Passage:
Reputation: 61
I am trying to search a lot of keywords in a textfile and return integers/floats that come after the keyword. I think it's possible using a dictionary where the keys are the keywords that are in the text file and the values are functions that return the following value.
import re
def store_text():
with open("path_to_file.txt", 'r') as f:
text = f.readlines()
return text
abc = store_text()
def search():
for index, line in enumerate(abc):
if "His age is:" in line:
return int(re.search(r"\d+", line).group())
dictionary = {
"His age is:": print(search())
}
The code returns the value I search in the text file but in search() I want to get rid of typing the keyword again, because its already in the dictionary. Later on I want to store the values found in an excel file.
Upvotes: 0
Views: 4414
Reputation: 1658
You can put up your keywords that you need to search in a list. This way you end up specifying your input keywords just once in your program. Also, I've modified your program to make it a bit efficient. Explanation given in comments.
import re
import csv
list_of_keywords = ["His age is:","His number is:","Your_Keyword3"] # You can add more keywords to find and match to this list
def store_text():
with open("/Users/karthick/Downloads/sample.txt", 'r') as f:
text = f.readlines()
return text
abc = store_text()
def search(input_file):
# Initialize an empty dictionary to store the extracted values
dictionary = dict()
#Iterate through lines of textfile
for line in input_file:
#FOr every line in text file, iterate through the keywords to check if any keyword is present in the line
for keyword in list_of_keywords:
if keyword in line:
#If any matching keyword is present, append the dictionary with new values
dictionary.update({keyword : re.search(r"\d+", line).group()})
return dictionary
#Call the above function with input
output_dict = search(abc)

Jobs:
1 – In the keyword-search thread, what does the person asking want to do with the found values later on?
2 – Write what comes next in the keyword-search thread, picking up after its final line.

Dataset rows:
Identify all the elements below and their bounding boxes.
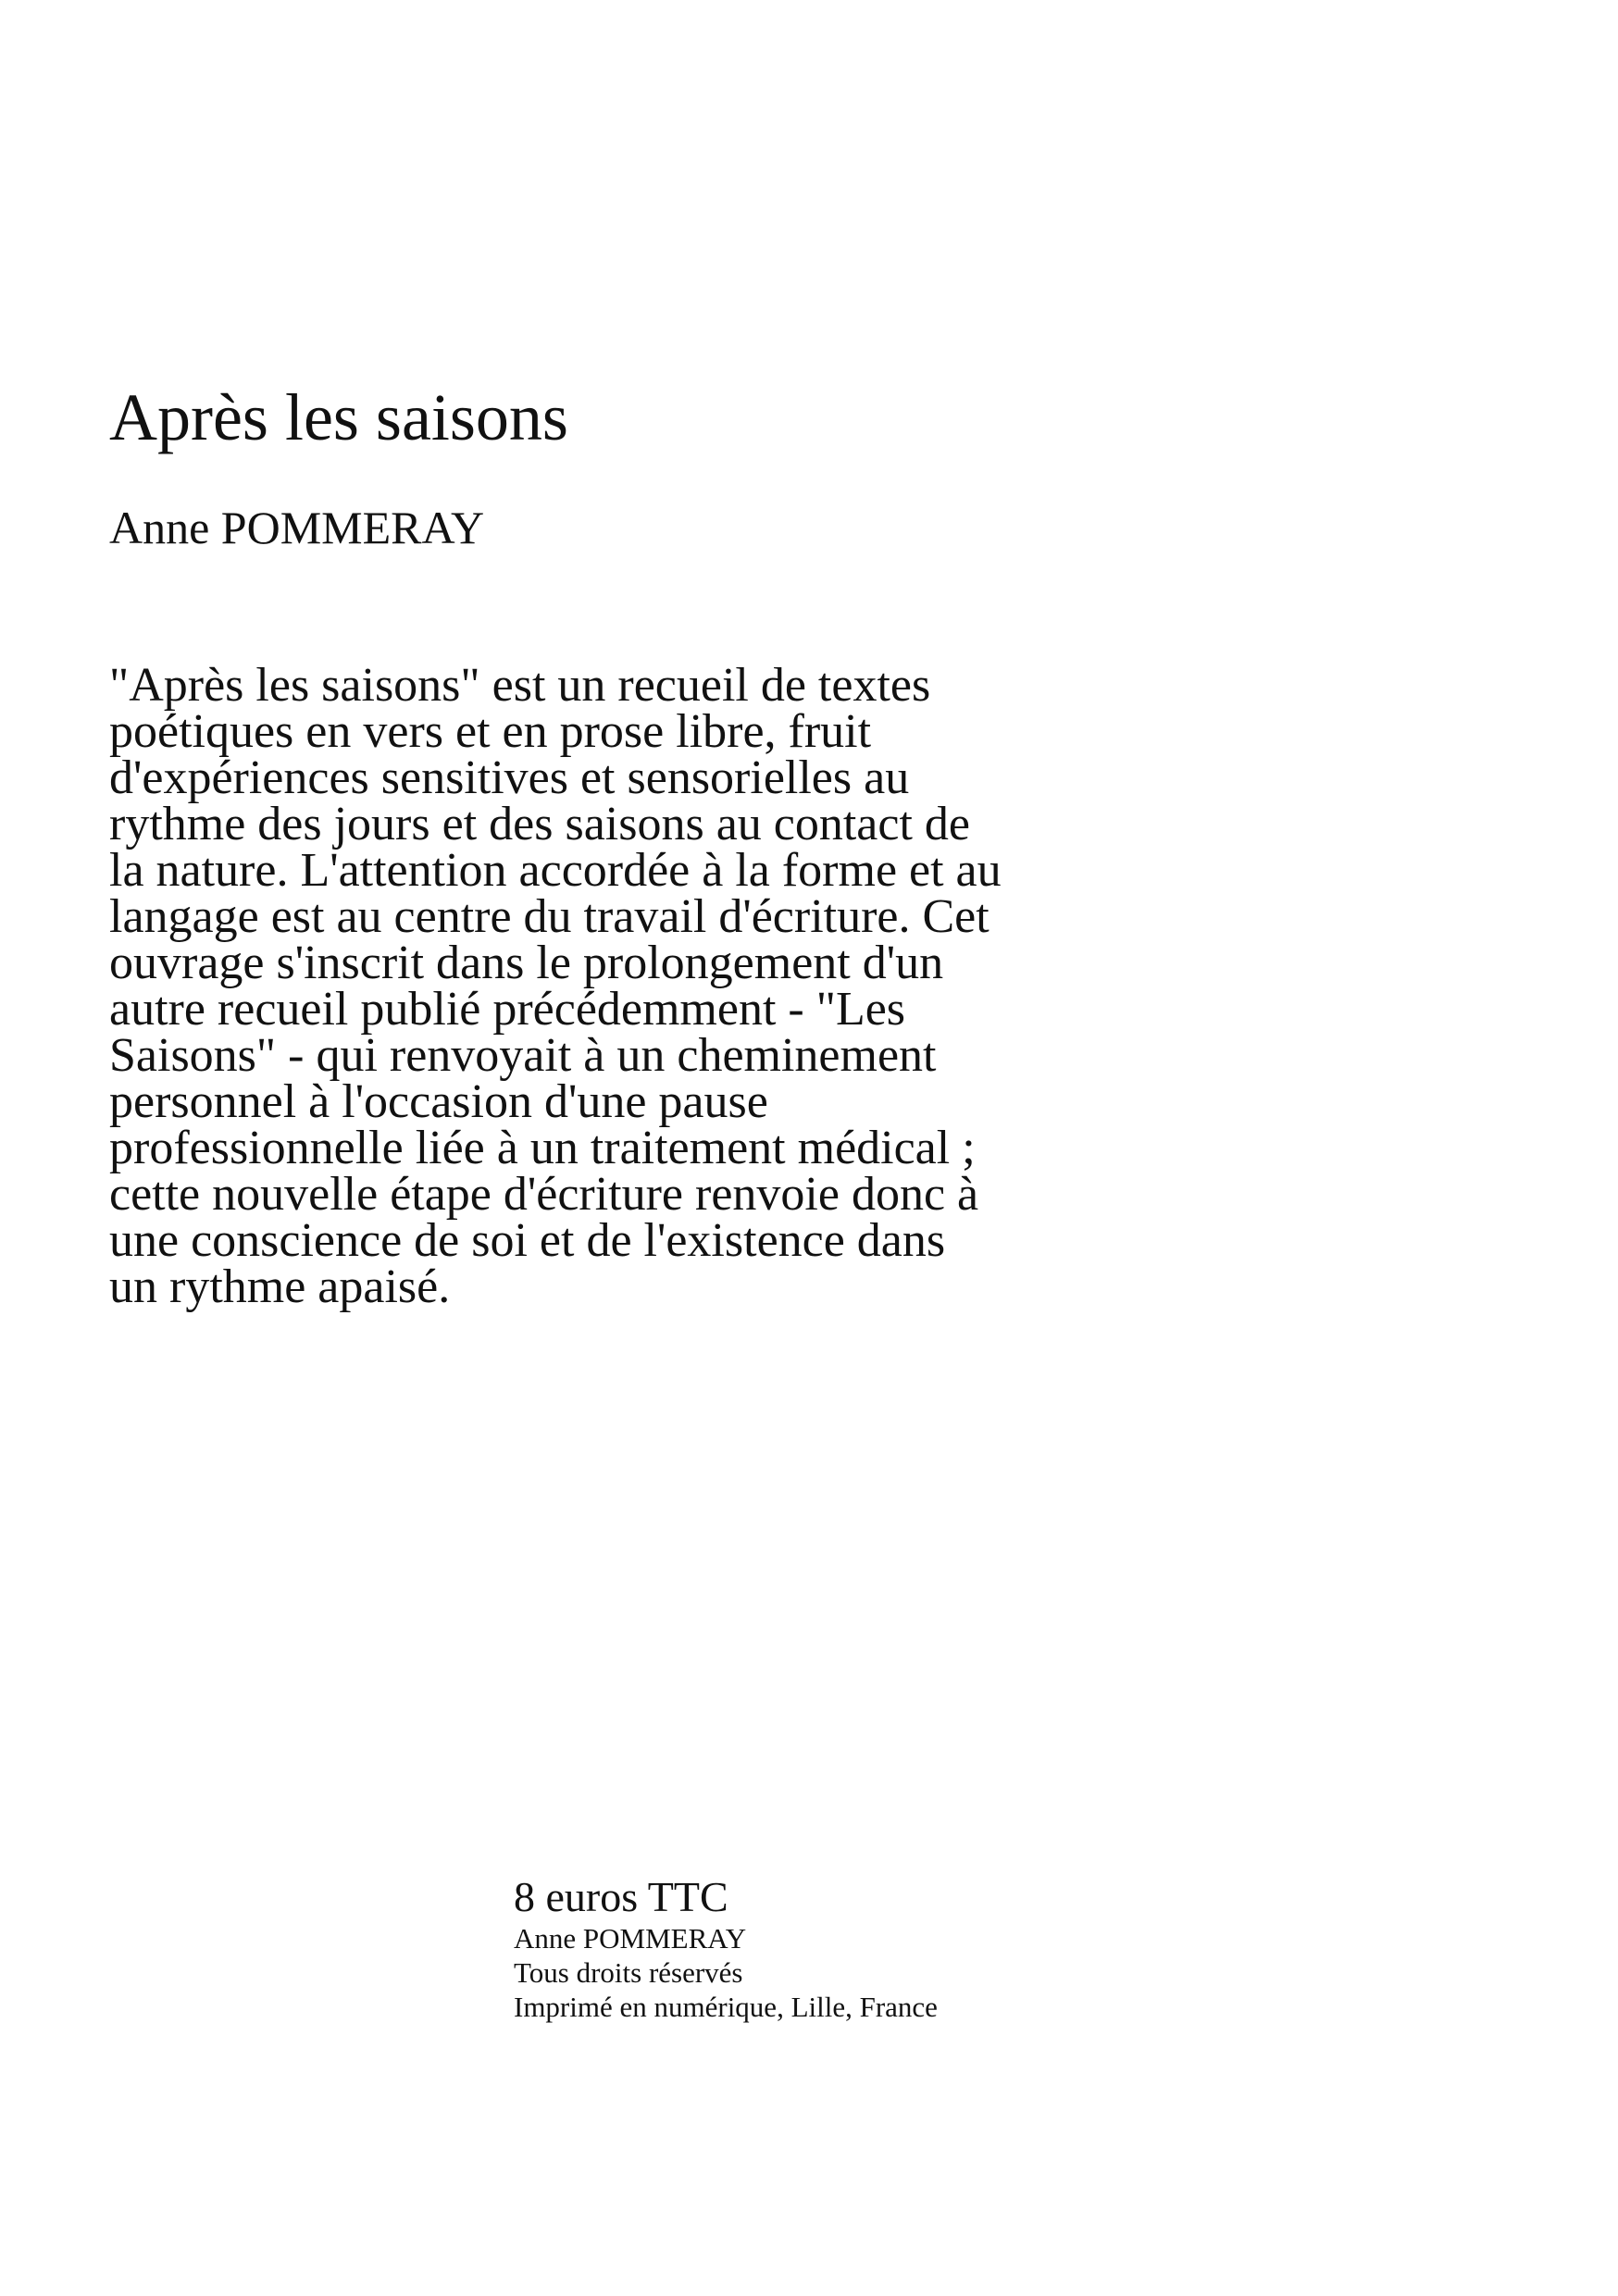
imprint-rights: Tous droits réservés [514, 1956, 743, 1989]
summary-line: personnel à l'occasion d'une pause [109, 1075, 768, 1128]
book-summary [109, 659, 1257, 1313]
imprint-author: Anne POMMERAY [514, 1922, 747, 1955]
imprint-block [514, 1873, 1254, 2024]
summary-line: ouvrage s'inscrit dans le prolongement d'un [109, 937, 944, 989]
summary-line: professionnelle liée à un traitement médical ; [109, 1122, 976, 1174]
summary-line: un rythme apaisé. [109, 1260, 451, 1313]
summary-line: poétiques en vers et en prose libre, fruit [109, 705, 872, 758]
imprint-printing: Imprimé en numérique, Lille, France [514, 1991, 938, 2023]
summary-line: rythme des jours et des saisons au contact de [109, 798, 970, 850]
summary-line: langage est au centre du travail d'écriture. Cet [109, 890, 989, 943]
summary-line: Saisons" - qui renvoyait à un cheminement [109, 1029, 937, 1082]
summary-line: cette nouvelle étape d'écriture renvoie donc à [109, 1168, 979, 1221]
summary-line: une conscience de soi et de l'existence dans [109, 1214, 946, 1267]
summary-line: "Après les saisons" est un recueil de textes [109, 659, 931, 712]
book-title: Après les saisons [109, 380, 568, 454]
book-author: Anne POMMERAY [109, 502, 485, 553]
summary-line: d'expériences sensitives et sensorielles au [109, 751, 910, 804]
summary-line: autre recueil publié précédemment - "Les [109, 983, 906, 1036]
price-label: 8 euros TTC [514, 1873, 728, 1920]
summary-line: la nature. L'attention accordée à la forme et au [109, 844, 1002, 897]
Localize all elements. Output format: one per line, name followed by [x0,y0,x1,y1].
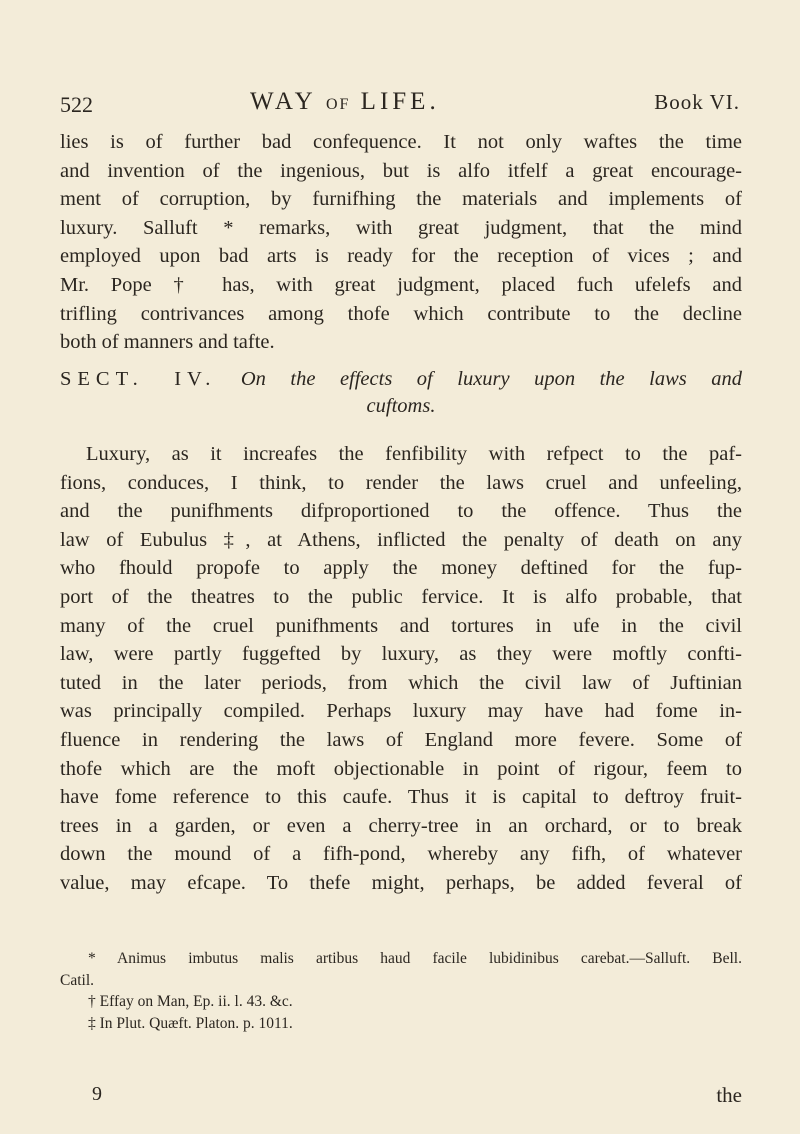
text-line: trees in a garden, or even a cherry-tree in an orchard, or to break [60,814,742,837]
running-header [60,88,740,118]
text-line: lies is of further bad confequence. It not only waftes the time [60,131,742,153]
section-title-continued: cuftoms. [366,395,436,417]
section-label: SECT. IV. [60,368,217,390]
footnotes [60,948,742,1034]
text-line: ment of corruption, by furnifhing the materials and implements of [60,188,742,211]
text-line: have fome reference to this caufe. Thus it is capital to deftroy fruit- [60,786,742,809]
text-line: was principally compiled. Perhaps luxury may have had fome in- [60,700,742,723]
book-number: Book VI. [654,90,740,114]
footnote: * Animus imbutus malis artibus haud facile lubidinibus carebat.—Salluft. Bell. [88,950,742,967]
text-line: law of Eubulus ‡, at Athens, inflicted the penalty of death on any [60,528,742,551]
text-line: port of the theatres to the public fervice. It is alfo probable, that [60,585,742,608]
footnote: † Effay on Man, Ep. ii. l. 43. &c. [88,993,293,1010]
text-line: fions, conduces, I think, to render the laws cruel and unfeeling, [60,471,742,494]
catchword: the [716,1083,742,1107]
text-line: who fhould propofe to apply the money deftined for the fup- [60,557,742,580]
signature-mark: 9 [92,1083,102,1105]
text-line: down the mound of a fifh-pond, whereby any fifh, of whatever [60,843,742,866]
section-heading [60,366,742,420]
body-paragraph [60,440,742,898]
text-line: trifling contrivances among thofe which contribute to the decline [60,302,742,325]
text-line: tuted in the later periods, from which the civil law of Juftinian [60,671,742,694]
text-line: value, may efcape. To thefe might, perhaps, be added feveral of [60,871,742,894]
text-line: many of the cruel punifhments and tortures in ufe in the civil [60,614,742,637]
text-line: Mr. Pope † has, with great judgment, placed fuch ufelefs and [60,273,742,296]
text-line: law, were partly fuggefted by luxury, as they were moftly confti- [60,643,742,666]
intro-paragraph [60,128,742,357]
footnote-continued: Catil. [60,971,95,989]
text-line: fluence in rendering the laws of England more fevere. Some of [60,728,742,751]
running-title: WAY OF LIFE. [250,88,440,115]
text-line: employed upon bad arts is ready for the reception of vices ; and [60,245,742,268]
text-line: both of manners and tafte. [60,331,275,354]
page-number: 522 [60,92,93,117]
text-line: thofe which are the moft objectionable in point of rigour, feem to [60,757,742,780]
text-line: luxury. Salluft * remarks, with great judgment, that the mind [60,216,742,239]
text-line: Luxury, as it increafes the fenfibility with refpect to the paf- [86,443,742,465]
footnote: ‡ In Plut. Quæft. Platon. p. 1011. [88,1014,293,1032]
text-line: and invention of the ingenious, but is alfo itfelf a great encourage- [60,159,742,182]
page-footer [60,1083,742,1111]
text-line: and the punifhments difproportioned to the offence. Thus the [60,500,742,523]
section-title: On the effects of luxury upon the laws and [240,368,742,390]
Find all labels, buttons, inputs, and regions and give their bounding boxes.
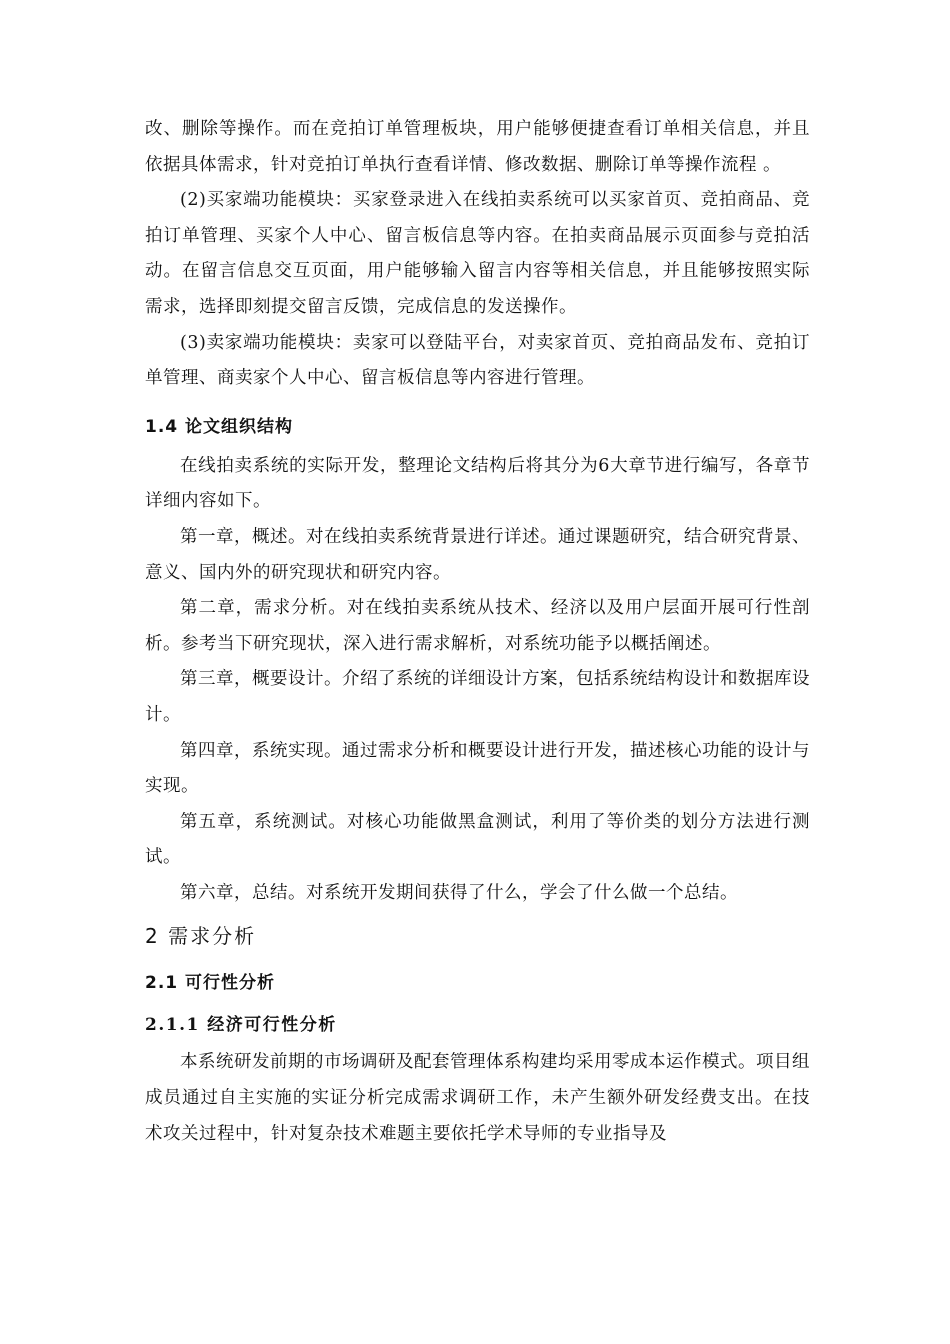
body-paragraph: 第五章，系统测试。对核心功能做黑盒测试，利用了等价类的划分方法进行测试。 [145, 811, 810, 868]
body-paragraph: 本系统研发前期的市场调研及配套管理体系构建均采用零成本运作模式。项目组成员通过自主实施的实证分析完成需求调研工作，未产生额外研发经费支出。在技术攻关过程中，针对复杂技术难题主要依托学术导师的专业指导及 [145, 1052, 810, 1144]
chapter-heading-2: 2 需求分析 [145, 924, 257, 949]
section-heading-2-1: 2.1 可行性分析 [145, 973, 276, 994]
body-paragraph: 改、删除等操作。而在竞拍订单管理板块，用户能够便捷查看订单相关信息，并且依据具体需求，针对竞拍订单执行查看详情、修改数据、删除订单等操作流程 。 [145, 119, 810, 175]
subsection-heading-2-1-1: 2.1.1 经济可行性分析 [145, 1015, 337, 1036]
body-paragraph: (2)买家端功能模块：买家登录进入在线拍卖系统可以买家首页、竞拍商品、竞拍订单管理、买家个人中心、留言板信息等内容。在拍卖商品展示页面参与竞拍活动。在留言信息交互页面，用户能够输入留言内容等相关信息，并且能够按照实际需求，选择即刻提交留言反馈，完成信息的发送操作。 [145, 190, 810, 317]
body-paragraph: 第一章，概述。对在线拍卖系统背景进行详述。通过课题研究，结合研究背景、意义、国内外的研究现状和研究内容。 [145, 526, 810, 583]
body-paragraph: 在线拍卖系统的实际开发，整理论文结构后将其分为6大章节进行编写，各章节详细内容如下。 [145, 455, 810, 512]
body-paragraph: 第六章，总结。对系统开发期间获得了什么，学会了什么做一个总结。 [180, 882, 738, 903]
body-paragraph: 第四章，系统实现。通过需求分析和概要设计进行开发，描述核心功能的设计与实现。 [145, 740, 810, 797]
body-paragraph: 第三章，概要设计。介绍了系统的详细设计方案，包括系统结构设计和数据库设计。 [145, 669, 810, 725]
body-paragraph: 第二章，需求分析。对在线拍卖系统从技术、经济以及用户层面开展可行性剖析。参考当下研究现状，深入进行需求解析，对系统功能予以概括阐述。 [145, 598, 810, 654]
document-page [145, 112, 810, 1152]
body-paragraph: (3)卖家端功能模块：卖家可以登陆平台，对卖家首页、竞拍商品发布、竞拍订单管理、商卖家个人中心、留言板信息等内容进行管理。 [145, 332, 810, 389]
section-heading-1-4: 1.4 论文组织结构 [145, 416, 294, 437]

The responses:
1 – Store them in an Excel file.

2 –
For storing the output values in an Excel csv:
#Write the extracted dictionary to an Excel csv file
with open('mycsvfile.csv','w') as f: #Specify the path of your output csv file here
w = csv.writer(f)
w.writerows(output_dict.items())
Upvotes: 1
Reputation: 8868
If you have the keywords ready to be in a list, the following approach can help.
import re
from multiprocessing import Pool
search_kwrds = ["His age is:", "His name is:"] # add more keywords if you need.
search_regex = "|".join(search_kwrds)
def read_search_text():
with open("path_to_file.txt", 'r') as f:
text = f.readlines()
return text
def search(search_line):
search_res = re.search(search_regex, search_line)
if search_res:
kwrd_found = search_res.group(0)
if kwrd_found:
suffix_val = int(re.search(r"\d+", search_line).group())
return {kwrd_found: suffix_val }
return {}
if __name__ == '__main__':
search_lines = read_search_text()
p = Pool(processes=1) # increase, if you want a faster search
s_res = p.map(search,search_lines)
search_results ={kwrd: suffix for d in s_res for kwrd, suffix in d.items()}
print(search_results)
You can add more keywords to the list and search for them. This focuses on searches where you will have a single keyword on a given line and keywords are not repeating in further lines.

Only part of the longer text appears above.